Records excerpted from a collection
☆ ☆ ☆ ☆

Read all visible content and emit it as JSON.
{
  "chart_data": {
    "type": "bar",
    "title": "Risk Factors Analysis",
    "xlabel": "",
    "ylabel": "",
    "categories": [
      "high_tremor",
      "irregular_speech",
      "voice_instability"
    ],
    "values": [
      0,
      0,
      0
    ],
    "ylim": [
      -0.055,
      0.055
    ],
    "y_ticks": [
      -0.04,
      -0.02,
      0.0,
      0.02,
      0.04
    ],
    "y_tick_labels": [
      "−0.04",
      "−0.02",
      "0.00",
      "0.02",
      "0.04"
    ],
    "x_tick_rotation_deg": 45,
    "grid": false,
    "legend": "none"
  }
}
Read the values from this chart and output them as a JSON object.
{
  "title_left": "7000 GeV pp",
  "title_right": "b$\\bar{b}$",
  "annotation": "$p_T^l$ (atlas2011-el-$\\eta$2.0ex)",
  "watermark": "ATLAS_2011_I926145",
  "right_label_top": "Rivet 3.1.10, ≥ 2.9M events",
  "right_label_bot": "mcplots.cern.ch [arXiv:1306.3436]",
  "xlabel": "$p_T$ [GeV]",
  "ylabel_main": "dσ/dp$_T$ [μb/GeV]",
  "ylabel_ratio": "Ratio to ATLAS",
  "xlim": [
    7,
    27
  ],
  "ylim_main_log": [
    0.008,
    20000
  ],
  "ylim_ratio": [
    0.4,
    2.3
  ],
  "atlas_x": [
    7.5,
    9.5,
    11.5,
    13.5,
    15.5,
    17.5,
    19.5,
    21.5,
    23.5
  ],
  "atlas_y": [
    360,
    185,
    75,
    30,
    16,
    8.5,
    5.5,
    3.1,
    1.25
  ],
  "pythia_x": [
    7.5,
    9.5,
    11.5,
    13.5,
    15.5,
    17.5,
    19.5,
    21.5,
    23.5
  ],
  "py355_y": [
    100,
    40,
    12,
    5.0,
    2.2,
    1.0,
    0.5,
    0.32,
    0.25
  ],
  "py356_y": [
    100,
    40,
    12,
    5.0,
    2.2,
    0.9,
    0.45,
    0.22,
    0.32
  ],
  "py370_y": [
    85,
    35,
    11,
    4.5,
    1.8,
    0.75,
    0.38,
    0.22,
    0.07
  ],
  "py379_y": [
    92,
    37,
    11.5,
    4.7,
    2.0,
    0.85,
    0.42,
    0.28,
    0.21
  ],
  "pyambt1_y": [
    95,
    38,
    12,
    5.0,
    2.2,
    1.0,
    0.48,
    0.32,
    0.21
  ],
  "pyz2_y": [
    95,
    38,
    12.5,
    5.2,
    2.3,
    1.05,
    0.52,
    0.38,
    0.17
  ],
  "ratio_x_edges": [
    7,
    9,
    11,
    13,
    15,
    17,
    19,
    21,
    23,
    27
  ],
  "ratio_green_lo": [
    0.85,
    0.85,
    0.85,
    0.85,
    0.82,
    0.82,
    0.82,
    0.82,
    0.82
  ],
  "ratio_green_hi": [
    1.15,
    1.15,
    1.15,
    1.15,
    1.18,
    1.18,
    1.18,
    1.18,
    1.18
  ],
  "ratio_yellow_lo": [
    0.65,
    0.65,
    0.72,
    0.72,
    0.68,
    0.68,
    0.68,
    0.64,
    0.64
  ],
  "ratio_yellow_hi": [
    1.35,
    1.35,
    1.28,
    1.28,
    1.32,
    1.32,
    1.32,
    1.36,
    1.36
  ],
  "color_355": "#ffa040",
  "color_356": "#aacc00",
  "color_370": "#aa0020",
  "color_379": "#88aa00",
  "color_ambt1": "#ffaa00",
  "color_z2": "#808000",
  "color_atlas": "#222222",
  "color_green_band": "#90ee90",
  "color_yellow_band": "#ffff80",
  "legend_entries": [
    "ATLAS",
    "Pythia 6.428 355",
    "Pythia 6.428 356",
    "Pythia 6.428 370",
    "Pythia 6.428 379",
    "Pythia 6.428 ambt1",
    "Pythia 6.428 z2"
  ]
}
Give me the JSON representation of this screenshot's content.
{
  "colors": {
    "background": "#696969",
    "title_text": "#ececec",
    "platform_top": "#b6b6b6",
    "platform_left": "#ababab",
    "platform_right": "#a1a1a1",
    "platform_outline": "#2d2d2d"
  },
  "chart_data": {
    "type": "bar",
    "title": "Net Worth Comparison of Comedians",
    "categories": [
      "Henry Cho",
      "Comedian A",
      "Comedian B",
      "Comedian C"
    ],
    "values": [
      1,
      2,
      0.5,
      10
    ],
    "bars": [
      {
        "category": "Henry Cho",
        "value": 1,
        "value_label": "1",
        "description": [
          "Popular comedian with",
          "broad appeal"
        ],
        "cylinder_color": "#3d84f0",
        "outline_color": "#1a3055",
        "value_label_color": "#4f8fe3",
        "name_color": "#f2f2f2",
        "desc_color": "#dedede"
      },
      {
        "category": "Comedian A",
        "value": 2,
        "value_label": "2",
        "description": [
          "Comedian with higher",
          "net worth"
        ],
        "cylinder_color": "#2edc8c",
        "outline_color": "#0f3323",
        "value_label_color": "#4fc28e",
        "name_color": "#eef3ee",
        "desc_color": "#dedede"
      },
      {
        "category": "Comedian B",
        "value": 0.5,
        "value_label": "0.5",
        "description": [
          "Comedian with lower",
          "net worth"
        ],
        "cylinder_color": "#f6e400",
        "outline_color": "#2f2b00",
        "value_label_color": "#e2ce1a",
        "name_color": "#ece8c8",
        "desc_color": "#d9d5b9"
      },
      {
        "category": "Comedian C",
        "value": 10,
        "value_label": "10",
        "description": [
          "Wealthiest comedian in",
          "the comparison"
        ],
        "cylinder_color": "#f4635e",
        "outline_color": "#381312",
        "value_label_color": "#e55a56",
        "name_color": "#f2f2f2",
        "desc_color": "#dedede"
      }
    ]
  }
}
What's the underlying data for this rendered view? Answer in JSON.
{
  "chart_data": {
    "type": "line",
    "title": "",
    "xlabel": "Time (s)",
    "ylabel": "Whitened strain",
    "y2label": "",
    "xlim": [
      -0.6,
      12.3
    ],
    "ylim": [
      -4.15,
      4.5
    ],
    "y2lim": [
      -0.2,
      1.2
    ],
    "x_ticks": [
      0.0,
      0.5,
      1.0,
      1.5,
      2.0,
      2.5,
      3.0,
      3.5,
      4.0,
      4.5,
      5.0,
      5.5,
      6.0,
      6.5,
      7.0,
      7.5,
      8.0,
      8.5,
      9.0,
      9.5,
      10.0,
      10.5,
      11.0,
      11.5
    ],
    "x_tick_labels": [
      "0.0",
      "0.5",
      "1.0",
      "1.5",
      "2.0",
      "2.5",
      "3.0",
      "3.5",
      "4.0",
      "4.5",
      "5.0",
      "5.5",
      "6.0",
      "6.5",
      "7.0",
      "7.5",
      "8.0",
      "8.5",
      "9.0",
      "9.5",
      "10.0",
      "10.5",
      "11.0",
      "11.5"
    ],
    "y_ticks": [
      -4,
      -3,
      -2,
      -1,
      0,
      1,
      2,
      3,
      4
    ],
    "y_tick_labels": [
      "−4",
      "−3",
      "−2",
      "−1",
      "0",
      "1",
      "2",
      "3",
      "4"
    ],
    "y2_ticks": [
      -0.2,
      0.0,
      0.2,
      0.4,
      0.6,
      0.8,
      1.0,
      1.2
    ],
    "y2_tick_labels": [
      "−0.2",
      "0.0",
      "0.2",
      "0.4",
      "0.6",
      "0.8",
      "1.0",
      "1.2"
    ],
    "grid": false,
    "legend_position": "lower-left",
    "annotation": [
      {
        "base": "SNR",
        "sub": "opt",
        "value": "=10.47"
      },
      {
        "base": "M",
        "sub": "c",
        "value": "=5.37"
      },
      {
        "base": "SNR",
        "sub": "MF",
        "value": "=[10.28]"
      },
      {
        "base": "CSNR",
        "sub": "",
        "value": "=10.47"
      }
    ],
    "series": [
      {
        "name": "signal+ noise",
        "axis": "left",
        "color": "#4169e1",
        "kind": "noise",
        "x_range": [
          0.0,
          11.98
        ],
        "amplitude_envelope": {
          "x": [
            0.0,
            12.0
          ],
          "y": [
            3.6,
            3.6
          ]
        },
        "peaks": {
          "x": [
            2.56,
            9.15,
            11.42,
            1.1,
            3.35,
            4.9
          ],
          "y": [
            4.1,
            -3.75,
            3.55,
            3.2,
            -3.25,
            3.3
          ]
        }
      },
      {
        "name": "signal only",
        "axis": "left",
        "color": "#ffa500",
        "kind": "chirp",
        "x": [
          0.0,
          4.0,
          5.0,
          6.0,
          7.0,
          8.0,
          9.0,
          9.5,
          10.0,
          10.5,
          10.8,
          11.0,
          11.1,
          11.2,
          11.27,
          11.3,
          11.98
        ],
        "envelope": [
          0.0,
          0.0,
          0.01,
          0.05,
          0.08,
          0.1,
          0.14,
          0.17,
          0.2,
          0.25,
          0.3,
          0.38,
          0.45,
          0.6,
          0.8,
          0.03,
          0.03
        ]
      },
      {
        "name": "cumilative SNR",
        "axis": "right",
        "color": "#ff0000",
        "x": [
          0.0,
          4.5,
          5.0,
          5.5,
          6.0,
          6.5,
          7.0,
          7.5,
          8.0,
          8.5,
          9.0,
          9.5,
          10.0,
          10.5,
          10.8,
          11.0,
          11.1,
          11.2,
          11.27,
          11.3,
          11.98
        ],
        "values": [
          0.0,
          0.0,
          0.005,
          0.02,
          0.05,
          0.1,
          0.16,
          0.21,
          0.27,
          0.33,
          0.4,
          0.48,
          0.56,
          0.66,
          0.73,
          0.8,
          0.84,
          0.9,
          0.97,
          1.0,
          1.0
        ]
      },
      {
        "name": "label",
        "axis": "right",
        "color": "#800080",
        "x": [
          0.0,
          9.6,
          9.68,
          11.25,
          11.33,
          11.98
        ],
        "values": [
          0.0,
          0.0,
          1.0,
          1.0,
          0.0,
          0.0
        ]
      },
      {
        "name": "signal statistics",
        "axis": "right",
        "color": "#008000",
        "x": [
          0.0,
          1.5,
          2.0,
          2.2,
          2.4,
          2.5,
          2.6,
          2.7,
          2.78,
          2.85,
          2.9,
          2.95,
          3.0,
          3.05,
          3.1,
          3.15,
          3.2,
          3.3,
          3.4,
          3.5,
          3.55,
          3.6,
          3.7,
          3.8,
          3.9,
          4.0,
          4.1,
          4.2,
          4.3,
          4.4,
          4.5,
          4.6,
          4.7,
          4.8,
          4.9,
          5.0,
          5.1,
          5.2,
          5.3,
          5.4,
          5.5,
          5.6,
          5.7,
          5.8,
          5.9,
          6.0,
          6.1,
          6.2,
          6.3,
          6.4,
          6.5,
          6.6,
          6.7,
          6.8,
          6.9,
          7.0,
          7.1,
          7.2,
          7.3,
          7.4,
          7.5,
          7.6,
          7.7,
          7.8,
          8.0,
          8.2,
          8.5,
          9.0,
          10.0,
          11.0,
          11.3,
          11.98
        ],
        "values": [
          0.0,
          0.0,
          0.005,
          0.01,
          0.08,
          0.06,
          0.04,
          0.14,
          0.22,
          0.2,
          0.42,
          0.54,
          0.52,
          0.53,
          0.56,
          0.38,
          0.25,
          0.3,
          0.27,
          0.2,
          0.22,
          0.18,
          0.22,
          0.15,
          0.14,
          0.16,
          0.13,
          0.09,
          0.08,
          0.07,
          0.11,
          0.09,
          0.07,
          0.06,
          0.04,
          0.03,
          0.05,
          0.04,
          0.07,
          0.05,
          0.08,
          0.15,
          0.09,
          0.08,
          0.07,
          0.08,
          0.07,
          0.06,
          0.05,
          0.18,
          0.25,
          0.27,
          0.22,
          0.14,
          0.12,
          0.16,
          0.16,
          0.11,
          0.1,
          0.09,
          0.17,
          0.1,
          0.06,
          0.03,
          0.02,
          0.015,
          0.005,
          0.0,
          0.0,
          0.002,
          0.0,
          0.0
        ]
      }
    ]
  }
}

☆ ☆ ☆ ☆

Copy every line of the listing where the word "category" appears.

        "category": "Henry Cho",
        "category": "Comedian A",
        "category": "Comedian B",
        "category": "Comedian C",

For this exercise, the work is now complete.